◆ **Exercise directions**
Return all lines that include the string "data".

===============

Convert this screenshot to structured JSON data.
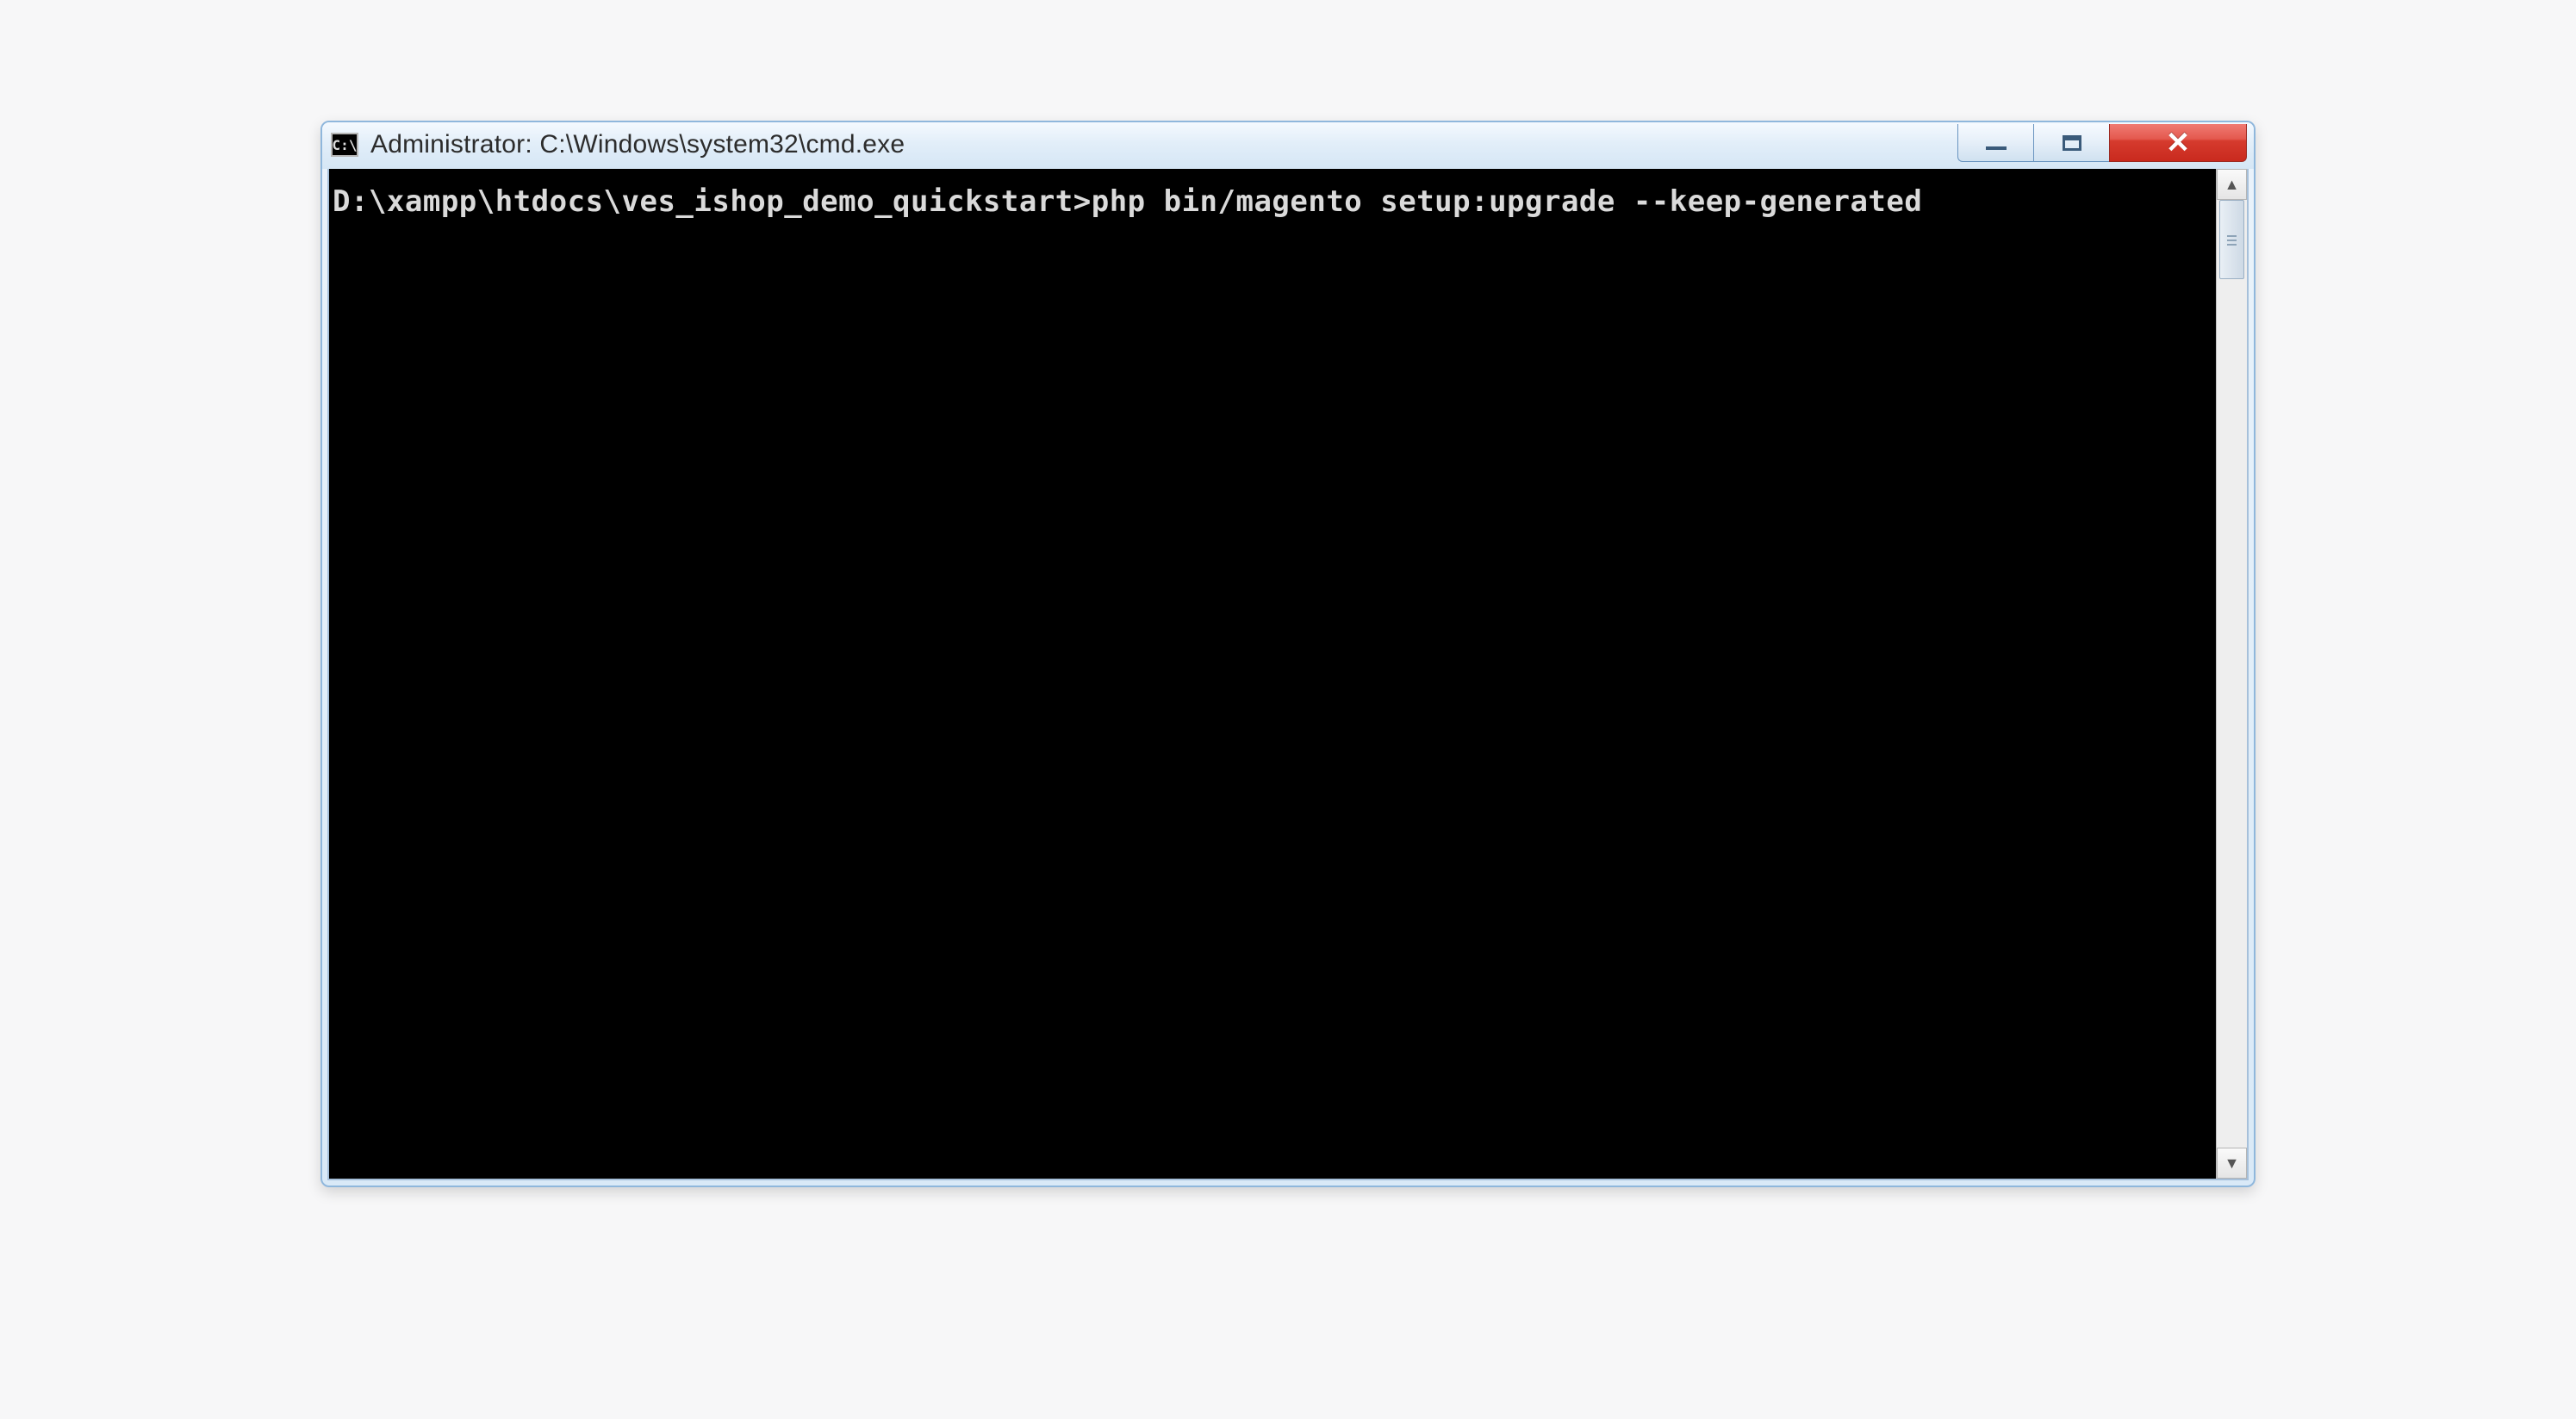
{
  "window": {
    "icon_label": "C:\\",
    "title": "Administrator: C:\\Windows\\system32\\cmd.exe"
  },
  "controls": {
    "minimize": "minimize",
    "maximize": "maximize",
    "close": "close"
  },
  "terminal": {
    "prompt": "D:\\xampp\\htdocs\\ves_ishop_demo_quickstart>",
    "command": "php bin/magento setup:upgrade --keep-generated"
  }
}
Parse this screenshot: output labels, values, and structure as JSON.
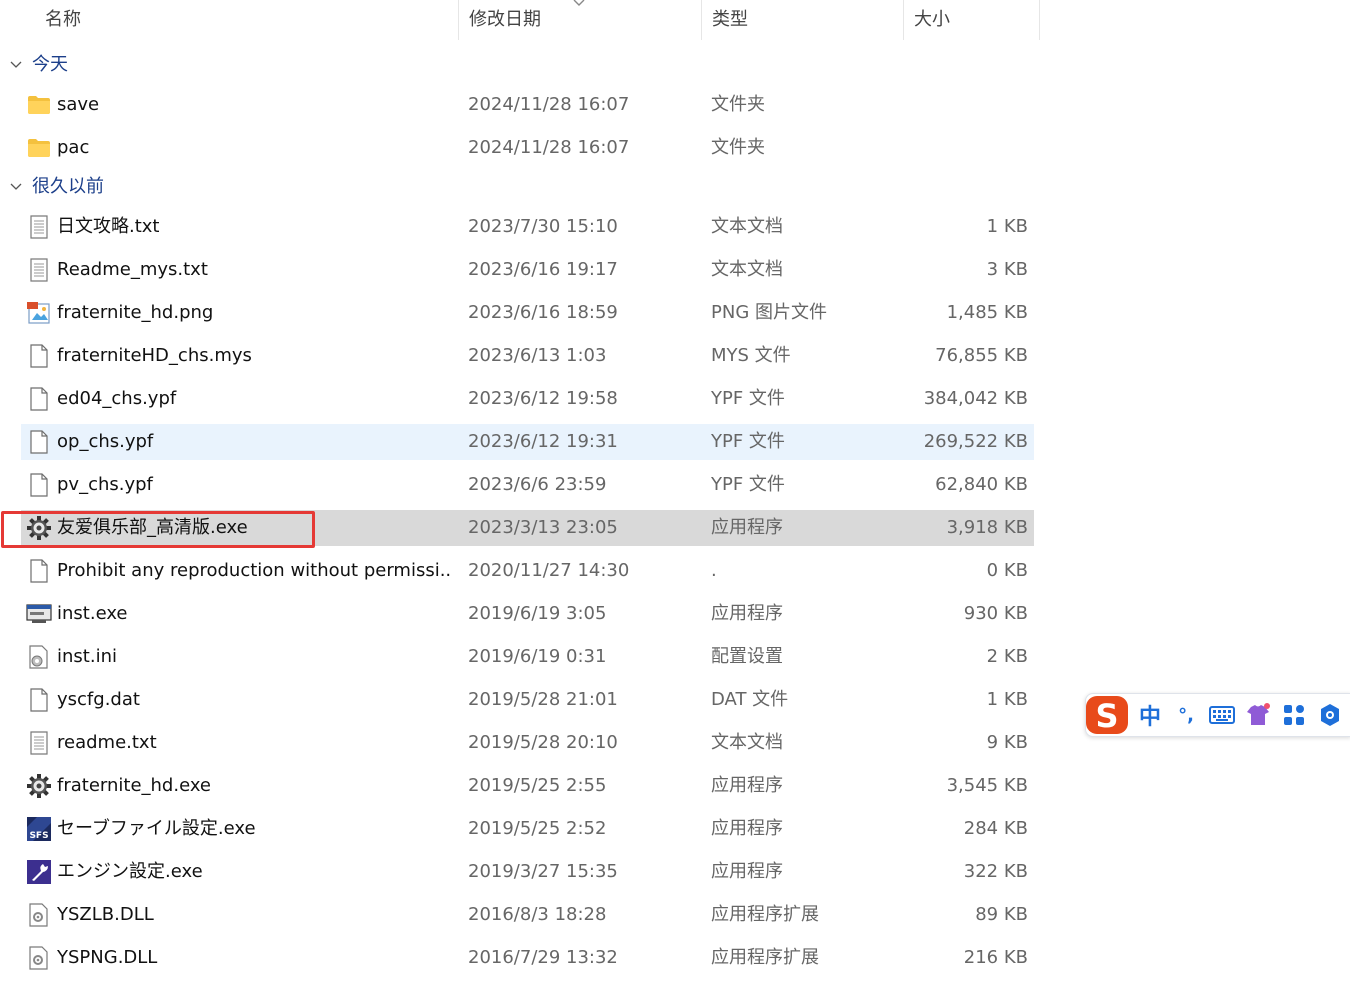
{
  "columns": {
    "name": "名称",
    "date": "修改日期",
    "type": "类型",
    "size": "大小"
  },
  "groups": {
    "today": "今天",
    "long_ago": "很久以前"
  },
  "files_today": [
    {
      "icon": "folder-icon",
      "name": "save",
      "date": "2024/11/28 16:07",
      "type": "文件夹",
      "size": ""
    },
    {
      "icon": "folder-icon",
      "name": "pac",
      "date": "2024/11/28 16:07",
      "type": "文件夹",
      "size": ""
    }
  ],
  "files_old": [
    {
      "icon": "text-file-icon",
      "name": "日文攻略.txt",
      "date": "2023/7/30 15:10",
      "type": "文本文档",
      "size": "1 KB"
    },
    {
      "icon": "text-file-icon",
      "name": "Readme_mys.txt",
      "date": "2023/6/16 19:17",
      "type": "文本文档",
      "size": "3 KB"
    },
    {
      "icon": "image-file-icon",
      "name": "fraternite_hd.png",
      "date": "2023/6/16 18:59",
      "type": "PNG 图片文件",
      "size": "1,485 KB"
    },
    {
      "icon": "blank-file-icon",
      "name": "fraterniteHD_chs.mys",
      "date": "2023/6/13 1:03",
      "type": "MYS 文件",
      "size": "76,855 KB"
    },
    {
      "icon": "blank-file-icon",
      "name": "ed04_chs.ypf",
      "date": "2023/6/12 19:58",
      "type": "YPF 文件",
      "size": "384,042 KB"
    },
    {
      "icon": "blank-file-icon",
      "name": "op_chs.ypf",
      "date": "2023/6/12 19:31",
      "type": "YPF 文件",
      "size": "269,522 KB"
    },
    {
      "icon": "blank-file-icon",
      "name": "pv_chs.ypf",
      "date": "2023/6/6 23:59",
      "type": "YPF 文件",
      "size": "62,840 KB"
    },
    {
      "icon": "gear-app-icon",
      "name": "友爱俱乐部_高清版.exe",
      "date": "2023/3/13 23:05",
      "type": "应用程序",
      "size": "3,918 KB"
    },
    {
      "icon": "blank-file-icon",
      "name": "Prohibit any reproduction without permissi...",
      "date": "2020/11/27 14:30",
      "type": ".",
      "size": "0 KB"
    },
    {
      "icon": "installer-icon",
      "name": "inst.exe",
      "date": "2019/6/19 3:05",
      "type": "应用程序",
      "size": "930 KB"
    },
    {
      "icon": "config-file-icon",
      "name": "inst.ini",
      "date": "2019/6/19 0:31",
      "type": "配置设置",
      "size": "2 KB"
    },
    {
      "icon": "blank-file-icon",
      "name": "yscfg.dat",
      "date": "2019/5/28 21:01",
      "type": "DAT 文件",
      "size": "1 KB"
    },
    {
      "icon": "text-file-icon",
      "name": "readme.txt",
      "date": "2019/5/28 20:10",
      "type": "文本文档",
      "size": "9 KB"
    },
    {
      "icon": "gear-app-icon",
      "name": "fraternite_hd.exe",
      "date": "2019/5/25 2:55",
      "type": "应用程序",
      "size": "3,545 KB"
    },
    {
      "icon": "sfs-app-icon",
      "name": "セーブファイル設定.exe",
      "date": "2019/5/25 2:52",
      "type": "应用程序",
      "size": "284 KB"
    },
    {
      "icon": "wrench-app-icon",
      "name": "エンジン設定.exe",
      "date": "2019/3/27 15:35",
      "type": "应用程序",
      "size": "322 KB"
    },
    {
      "icon": "dll-file-icon",
      "name": "YSZLB.DLL",
      "date": "2016/8/3 18:28",
      "type": "应用程序扩展",
      "size": "89 KB"
    },
    {
      "icon": "dll-file-icon",
      "name": "YSPNG.DLL",
      "date": "2016/7/29 13:32",
      "type": "应用程序扩展",
      "size": "216 KB"
    }
  ],
  "ime_toolbar": {
    "lang": "中",
    "punct": "°,"
  },
  "colors": {
    "hover_row": "#e9f3fd",
    "selected_row": "#d9d9d9",
    "annotation": "#e53935",
    "group_text": "#1c3f8a",
    "ime_blue": "#1e6fd9",
    "ime_logo": "#e84a1a"
  }
}
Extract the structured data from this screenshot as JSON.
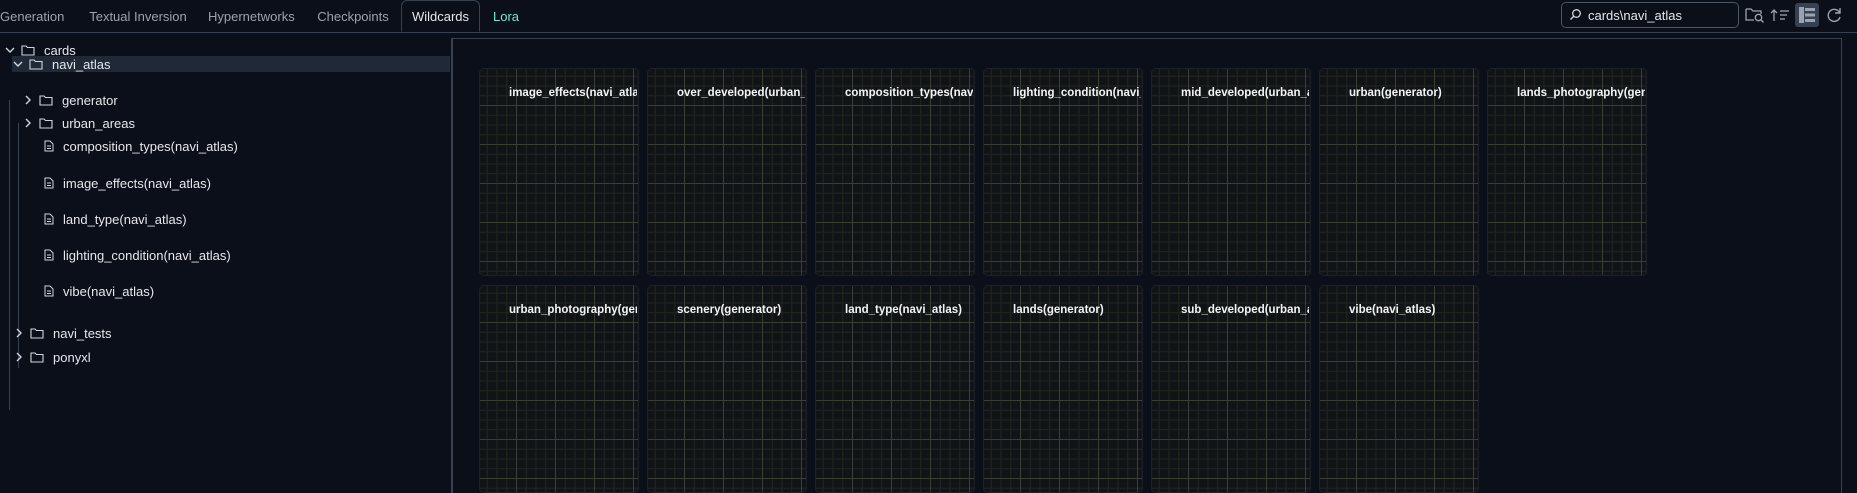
{
  "tabs": [
    {
      "label": "Generation",
      "active": false
    },
    {
      "label": "Textual Inversion",
      "active": false
    },
    {
      "label": "Hypernetworks",
      "active": false
    },
    {
      "label": "Checkpoints",
      "active": false
    },
    {
      "label": "Wildcards",
      "active": true
    },
    {
      "label": "Lora",
      "active": false
    }
  ],
  "search": {
    "value": "cards\\navi_atlas"
  },
  "toolbar": {
    "icons": [
      "search-folder-icon",
      "sort-icon",
      "tree-view-icon",
      "refresh-icon"
    ]
  },
  "tree": {
    "root": "cards",
    "selected": "navi_atlas",
    "children": {
      "navi_atlas": "navi_atlas",
      "generator": "generator",
      "urban_areas": "urban_areas",
      "files": [
        "composition_types(navi_atlas)",
        "image_effects(navi_atlas)",
        "land_type(navi_atlas)",
        "lighting_condition(navi_atlas)",
        "vibe(navi_atlas)"
      ],
      "navi_tests": "navi_tests",
      "ponyxl": "ponyxl"
    }
  },
  "cards": [
    "image_effects(navi_atlas)",
    "over_developed(urban_areas)",
    "composition_types(navi_atlas)",
    "lighting_condition(navi_atlas)",
    "mid_developed(urban_areas)",
    "urban(generator)",
    "lands_photography(generator)",
    "urban_photography(generator)",
    "scenery(generator)",
    "land_type(navi_atlas)",
    "lands(generator)",
    "sub_developed(urban_areas)",
    "vibe(navi_atlas)"
  ],
  "colors": {
    "background": "#0b0f19",
    "border": "#374151",
    "accent_lora": "#6ee7d6",
    "selected_row": "#1f2937"
  }
}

===============

◆ **Exercise result**
Convert this screenshot to structured JSON data.
Extract the structured data from this screenshot as JSON.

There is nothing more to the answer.